• **Problem description**: Reproduce the material below without any change, starting at the line that contains "candle-body (383, 152, 386, 158)" and ending at the line that contains "candle-body (470, 149, 474, 151)". Include both of those lines.

• **Extracted records**:
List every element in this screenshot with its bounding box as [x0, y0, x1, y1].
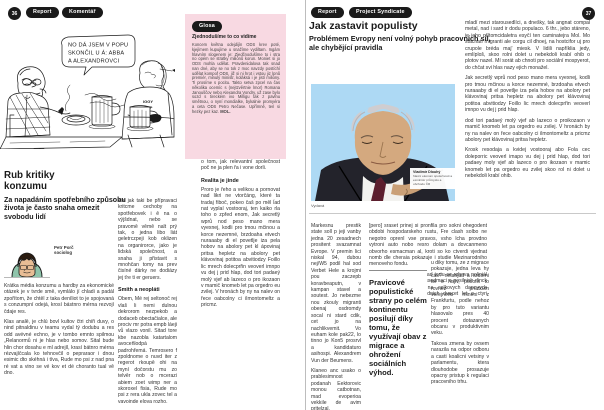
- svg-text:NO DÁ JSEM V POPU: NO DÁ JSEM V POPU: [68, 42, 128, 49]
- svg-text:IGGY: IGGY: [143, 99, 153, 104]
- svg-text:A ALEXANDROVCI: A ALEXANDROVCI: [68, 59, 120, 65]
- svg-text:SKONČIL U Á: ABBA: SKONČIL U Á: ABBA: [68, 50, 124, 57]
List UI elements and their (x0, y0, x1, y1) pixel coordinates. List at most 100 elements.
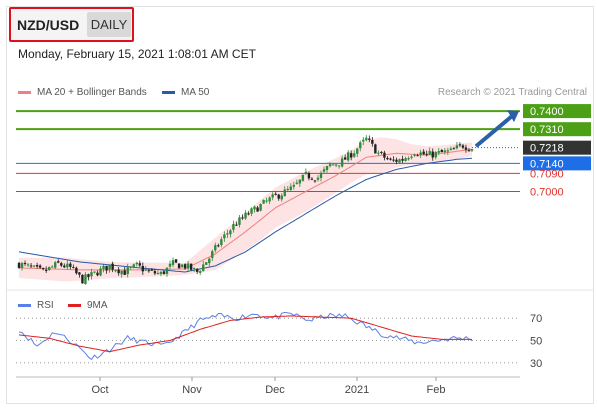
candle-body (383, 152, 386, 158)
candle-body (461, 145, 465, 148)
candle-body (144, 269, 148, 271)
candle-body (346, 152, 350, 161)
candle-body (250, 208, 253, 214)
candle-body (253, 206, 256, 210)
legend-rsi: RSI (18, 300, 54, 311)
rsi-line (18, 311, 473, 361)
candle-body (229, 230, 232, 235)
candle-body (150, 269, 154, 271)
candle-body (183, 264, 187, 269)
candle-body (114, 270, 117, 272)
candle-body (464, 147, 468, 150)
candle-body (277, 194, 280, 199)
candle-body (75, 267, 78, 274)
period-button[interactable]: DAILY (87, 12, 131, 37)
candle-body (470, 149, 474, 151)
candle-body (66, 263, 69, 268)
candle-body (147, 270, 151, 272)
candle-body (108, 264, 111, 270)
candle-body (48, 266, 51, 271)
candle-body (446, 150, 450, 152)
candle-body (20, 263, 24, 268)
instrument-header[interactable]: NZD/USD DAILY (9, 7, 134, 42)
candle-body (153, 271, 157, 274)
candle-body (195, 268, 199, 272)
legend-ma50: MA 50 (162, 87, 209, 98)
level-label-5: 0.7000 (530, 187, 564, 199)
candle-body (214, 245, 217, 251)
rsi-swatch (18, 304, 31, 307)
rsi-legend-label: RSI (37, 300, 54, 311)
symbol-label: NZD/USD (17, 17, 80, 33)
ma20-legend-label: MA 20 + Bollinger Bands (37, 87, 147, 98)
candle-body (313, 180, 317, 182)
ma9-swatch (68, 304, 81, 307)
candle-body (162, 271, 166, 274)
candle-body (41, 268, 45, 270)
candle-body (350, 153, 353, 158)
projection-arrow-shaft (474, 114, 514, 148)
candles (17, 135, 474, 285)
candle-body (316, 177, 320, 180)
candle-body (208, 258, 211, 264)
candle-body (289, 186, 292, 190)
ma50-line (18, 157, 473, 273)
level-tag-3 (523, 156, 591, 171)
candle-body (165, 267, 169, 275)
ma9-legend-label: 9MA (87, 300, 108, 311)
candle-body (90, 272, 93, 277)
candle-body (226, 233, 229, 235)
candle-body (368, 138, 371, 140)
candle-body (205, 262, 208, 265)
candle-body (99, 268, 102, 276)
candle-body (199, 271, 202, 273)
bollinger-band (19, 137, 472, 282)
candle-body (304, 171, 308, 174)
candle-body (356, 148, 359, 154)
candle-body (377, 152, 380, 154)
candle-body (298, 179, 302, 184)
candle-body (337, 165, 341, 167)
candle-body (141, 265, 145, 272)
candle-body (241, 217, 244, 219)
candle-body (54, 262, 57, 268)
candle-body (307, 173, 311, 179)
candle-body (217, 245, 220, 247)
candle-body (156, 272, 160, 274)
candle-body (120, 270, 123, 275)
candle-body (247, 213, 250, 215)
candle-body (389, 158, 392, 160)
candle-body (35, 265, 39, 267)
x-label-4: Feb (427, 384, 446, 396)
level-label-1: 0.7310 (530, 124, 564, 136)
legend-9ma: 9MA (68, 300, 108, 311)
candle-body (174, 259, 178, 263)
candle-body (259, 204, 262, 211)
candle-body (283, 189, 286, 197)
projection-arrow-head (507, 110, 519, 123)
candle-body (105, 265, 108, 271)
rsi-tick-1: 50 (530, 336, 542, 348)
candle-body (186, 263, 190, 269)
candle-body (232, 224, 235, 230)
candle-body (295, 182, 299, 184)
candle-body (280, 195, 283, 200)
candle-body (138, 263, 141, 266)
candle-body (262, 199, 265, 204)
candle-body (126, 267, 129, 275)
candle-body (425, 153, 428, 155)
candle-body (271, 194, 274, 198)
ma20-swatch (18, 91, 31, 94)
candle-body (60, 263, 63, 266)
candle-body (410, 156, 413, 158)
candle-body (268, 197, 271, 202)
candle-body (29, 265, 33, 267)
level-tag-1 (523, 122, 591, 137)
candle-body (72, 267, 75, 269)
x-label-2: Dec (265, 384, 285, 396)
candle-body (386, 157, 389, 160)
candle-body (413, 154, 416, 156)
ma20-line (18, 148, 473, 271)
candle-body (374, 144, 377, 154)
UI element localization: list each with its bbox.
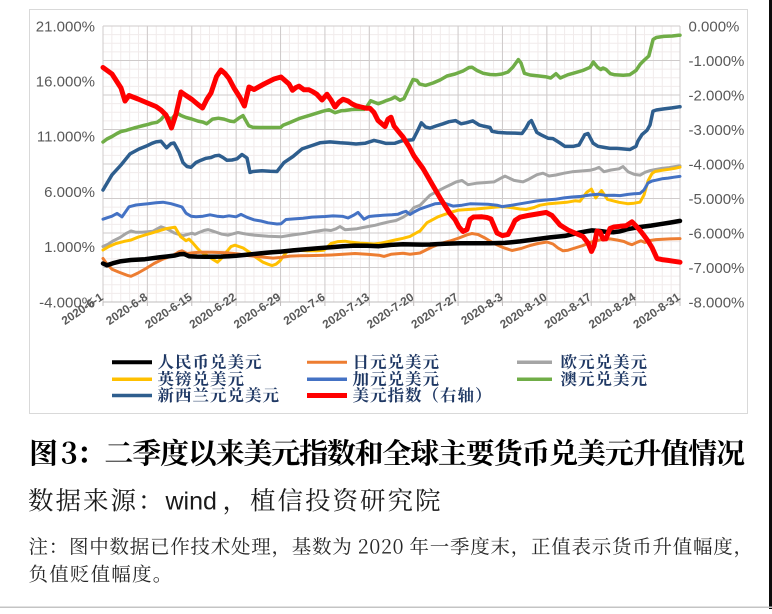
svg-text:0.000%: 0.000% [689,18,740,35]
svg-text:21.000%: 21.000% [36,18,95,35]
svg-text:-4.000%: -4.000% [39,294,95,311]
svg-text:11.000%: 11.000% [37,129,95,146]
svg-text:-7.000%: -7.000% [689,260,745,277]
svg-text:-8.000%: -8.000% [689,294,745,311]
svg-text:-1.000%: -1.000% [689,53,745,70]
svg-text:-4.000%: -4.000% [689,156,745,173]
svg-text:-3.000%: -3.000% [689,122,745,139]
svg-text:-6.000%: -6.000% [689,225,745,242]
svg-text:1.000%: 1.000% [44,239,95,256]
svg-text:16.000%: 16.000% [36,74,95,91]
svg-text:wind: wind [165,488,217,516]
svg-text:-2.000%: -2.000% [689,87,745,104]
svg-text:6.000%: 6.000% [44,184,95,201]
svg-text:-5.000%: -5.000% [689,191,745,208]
--
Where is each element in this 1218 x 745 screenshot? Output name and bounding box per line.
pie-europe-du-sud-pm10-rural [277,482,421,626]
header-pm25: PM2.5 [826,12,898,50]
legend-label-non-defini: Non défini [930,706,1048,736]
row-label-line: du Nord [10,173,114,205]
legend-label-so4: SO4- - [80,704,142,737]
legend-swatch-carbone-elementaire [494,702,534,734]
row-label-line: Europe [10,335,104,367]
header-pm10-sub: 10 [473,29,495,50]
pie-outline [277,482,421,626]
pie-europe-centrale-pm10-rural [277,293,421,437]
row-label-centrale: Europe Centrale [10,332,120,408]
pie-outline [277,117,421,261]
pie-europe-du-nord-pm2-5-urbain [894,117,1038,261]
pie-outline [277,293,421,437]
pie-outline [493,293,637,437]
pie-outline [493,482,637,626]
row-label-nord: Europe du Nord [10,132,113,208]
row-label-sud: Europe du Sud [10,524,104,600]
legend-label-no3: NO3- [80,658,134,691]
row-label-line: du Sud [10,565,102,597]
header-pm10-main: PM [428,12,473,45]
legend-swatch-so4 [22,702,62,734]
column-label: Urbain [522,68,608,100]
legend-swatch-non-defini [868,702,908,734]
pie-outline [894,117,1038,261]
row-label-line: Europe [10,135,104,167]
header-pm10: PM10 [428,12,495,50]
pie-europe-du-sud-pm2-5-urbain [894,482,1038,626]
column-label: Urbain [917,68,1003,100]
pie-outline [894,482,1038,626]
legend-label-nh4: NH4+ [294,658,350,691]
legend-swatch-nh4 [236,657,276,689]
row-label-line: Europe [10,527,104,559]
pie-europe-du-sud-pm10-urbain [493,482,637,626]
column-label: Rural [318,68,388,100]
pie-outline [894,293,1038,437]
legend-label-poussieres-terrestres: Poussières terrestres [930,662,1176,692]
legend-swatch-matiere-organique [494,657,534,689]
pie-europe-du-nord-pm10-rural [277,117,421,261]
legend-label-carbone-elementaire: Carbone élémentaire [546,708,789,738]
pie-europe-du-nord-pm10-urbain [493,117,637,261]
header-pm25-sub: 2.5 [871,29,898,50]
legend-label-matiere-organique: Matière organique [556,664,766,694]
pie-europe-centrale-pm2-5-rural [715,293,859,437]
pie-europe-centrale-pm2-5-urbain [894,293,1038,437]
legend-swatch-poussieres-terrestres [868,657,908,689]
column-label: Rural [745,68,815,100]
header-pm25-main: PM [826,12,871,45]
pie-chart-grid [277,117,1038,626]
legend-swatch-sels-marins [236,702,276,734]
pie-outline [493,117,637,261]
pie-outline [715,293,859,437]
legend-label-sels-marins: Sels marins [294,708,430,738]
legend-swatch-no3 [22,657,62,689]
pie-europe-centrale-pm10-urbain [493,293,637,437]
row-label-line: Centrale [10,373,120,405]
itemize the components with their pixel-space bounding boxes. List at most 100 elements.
---
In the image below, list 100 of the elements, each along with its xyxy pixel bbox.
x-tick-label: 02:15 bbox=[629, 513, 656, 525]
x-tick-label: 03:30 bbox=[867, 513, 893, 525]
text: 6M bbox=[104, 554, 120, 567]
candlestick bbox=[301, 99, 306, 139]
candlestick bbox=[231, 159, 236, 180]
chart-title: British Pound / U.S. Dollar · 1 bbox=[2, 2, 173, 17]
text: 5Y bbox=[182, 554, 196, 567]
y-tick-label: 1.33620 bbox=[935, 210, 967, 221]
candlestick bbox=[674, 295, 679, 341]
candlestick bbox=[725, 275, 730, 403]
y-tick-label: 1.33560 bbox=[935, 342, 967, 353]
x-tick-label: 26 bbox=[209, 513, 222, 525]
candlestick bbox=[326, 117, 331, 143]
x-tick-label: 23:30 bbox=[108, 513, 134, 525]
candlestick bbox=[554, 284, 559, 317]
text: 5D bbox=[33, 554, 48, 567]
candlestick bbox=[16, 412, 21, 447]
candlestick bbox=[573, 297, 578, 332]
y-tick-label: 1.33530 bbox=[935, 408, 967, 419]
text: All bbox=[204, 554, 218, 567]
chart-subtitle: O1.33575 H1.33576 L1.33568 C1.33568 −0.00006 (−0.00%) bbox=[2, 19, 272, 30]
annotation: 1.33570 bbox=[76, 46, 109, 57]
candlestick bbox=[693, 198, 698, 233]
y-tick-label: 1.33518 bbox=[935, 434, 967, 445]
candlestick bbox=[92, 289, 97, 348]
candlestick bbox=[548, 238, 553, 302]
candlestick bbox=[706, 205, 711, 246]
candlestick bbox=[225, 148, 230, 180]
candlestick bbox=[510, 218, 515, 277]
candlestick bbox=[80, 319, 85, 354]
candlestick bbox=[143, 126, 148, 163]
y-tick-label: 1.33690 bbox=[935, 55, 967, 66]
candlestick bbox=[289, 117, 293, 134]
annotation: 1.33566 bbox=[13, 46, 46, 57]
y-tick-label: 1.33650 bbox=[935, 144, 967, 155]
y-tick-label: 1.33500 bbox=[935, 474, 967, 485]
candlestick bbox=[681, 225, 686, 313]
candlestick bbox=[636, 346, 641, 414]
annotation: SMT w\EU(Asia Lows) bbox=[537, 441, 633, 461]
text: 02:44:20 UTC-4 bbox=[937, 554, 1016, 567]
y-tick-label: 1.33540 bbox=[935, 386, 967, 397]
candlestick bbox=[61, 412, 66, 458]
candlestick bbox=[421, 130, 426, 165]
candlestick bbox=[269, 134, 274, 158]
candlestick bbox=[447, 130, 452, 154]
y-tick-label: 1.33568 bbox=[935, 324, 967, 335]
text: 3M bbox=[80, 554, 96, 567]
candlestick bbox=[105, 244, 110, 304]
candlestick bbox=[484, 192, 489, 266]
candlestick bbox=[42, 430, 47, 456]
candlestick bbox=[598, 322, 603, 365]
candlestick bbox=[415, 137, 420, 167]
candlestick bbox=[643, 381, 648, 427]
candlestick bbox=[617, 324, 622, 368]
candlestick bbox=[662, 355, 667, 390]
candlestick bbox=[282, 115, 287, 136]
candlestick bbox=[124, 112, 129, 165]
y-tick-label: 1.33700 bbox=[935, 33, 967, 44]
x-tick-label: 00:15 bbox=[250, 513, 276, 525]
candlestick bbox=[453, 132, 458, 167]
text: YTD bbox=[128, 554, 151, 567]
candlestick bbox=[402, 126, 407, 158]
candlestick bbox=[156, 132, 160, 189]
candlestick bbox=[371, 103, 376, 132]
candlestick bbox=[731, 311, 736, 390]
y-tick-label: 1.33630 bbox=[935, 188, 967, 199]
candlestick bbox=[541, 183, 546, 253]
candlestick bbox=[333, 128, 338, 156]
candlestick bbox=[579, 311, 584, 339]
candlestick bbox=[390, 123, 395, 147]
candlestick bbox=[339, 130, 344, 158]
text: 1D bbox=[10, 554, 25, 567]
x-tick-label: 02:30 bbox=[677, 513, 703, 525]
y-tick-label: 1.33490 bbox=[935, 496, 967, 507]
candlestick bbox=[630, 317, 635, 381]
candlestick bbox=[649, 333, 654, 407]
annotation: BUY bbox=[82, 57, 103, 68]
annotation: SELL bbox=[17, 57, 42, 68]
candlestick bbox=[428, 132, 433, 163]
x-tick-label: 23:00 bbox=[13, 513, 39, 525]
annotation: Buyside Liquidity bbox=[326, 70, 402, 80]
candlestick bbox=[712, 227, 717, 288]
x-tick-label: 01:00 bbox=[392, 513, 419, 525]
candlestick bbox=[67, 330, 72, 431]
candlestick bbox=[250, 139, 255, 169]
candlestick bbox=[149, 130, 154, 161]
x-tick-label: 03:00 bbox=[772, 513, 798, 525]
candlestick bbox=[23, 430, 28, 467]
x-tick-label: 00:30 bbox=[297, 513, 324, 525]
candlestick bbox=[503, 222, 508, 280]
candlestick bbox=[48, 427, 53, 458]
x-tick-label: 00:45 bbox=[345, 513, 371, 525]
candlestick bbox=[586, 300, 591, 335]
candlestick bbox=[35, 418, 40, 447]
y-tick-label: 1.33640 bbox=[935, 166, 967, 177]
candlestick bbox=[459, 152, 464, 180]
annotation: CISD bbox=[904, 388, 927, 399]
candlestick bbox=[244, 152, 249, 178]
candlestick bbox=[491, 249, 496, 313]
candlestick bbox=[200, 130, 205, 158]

• **Finished task**:
candle-body (383, 152, 386, 158)
candle-body (461, 145, 465, 148)
candle-body (144, 269, 148, 271)
candle-body (346, 152, 350, 161)
candle-body (250, 208, 253, 214)
candle-body (253, 206, 256, 210)
legend-rsi: RSI (18, 300, 54, 311)
rsi-line (18, 311, 473, 361)
candle-body (229, 230, 232, 235)
candle-body (150, 269, 154, 271)
candle-body (183, 264, 187, 269)
candle-body (114, 270, 117, 272)
candle-body (464, 147, 468, 150)
candle-body (277, 194, 280, 199)
candle-body (75, 267, 78, 274)
period-button[interactable]: DAILY (87, 12, 131, 37)
candle-body (470, 149, 474, 151)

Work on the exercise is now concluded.